**Problem**
The records that follow are to be repeated exactly, with the pictures removed.

Records excerpted from a collection:
────────────────────
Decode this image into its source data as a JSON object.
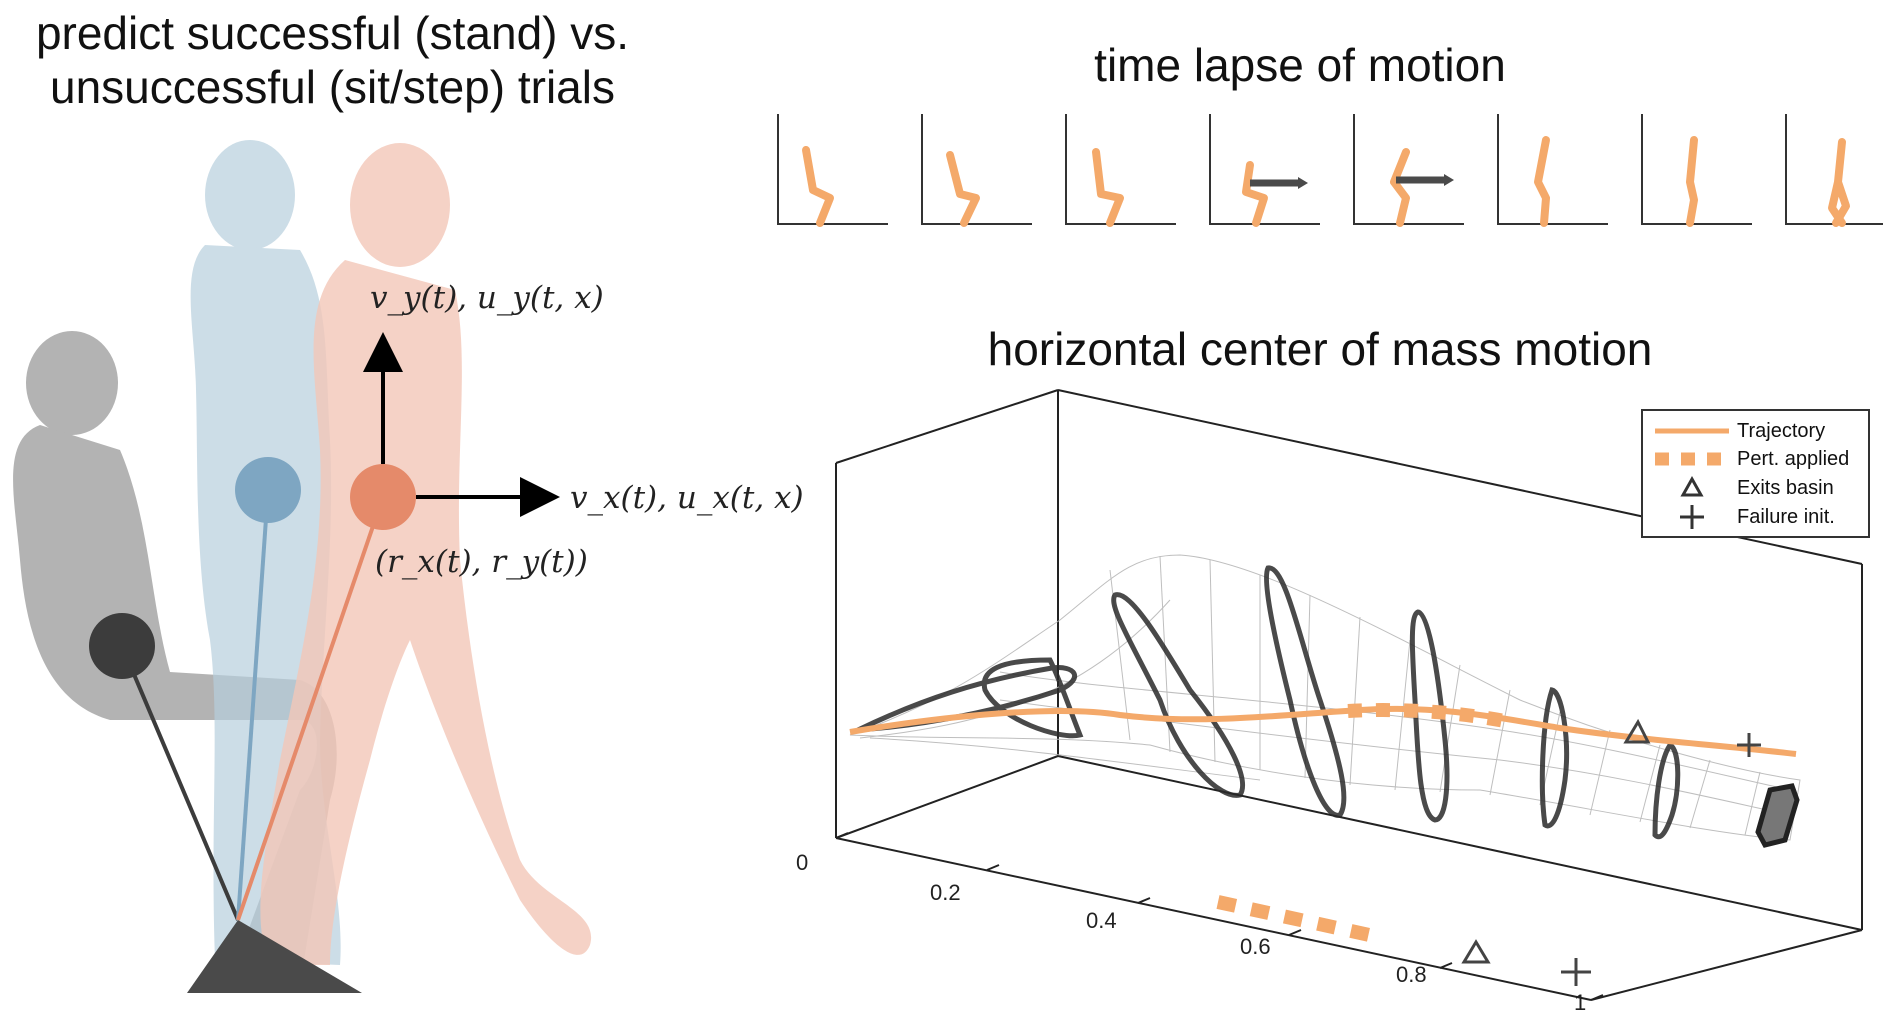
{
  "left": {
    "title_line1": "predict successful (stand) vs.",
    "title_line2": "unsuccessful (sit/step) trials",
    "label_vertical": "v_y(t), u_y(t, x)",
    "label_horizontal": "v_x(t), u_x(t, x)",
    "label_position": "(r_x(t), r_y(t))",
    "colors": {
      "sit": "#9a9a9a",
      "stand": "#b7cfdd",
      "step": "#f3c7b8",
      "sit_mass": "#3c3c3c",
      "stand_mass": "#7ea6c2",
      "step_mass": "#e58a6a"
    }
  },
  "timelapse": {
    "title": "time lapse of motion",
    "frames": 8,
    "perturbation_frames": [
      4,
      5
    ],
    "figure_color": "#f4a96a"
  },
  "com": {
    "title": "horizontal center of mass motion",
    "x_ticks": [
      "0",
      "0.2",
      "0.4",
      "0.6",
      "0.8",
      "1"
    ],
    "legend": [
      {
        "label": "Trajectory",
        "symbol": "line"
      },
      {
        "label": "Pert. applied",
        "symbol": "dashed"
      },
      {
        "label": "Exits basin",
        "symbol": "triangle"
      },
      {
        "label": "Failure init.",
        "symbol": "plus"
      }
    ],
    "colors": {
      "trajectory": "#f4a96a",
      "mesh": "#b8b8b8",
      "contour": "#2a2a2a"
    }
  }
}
────────────────────
**Output below**
Decode this image into its source data as a JSON object.
{
  "left": {
    "title_line1": "predict successful (stand) vs.",
    "title_line2": "unsuccessful (sit/step) trials",
    "label_vertical": "v_y(t), u_y(t, x)",
    "label_horizontal": "v_x(t), u_x(t, x)",
    "label_position": "(r_x(t), r_y(t))",
    "colors": {
      "sit": "#9a9a9a",
      "stand": "#b7cfdd",
      "step": "#f3c7b8",
      "sit_mass": "#3c3c3c",
      "stand_mass": "#7ea6c2",
      "step_mass": "#e58a6a"
    }
  },
  "timelapse": {
    "title": "time lapse of motion",
    "frames": 8,
    "perturbation_frames": [
      4,
      5
    ],
    "figure_color": "#f4a96a"
  },
  "com": {
    "title": "horizontal center of mass motion",
    "x_ticks": [
      "0",
      "0.2",
      "0.4",
      "0.6",
      "0.8",
      "1"
    ],
    "legend": [
      {
        "label": "Trajectory",
        "symbol": "line"
      },
      {
        "label": "Pert. applied",
        "symbol": "dashed"
      },
      {
        "label": "Exits basin",
        "symbol": "triangle"
      },
      {
        "label": "Failure init.",
        "symbol": "plus"
      }
    ],
    "colors": {
      "trajectory": "#f4a96a",
      "mesh": "#b8b8b8",
      "contour": "#2a2a2a"
    }
  }
}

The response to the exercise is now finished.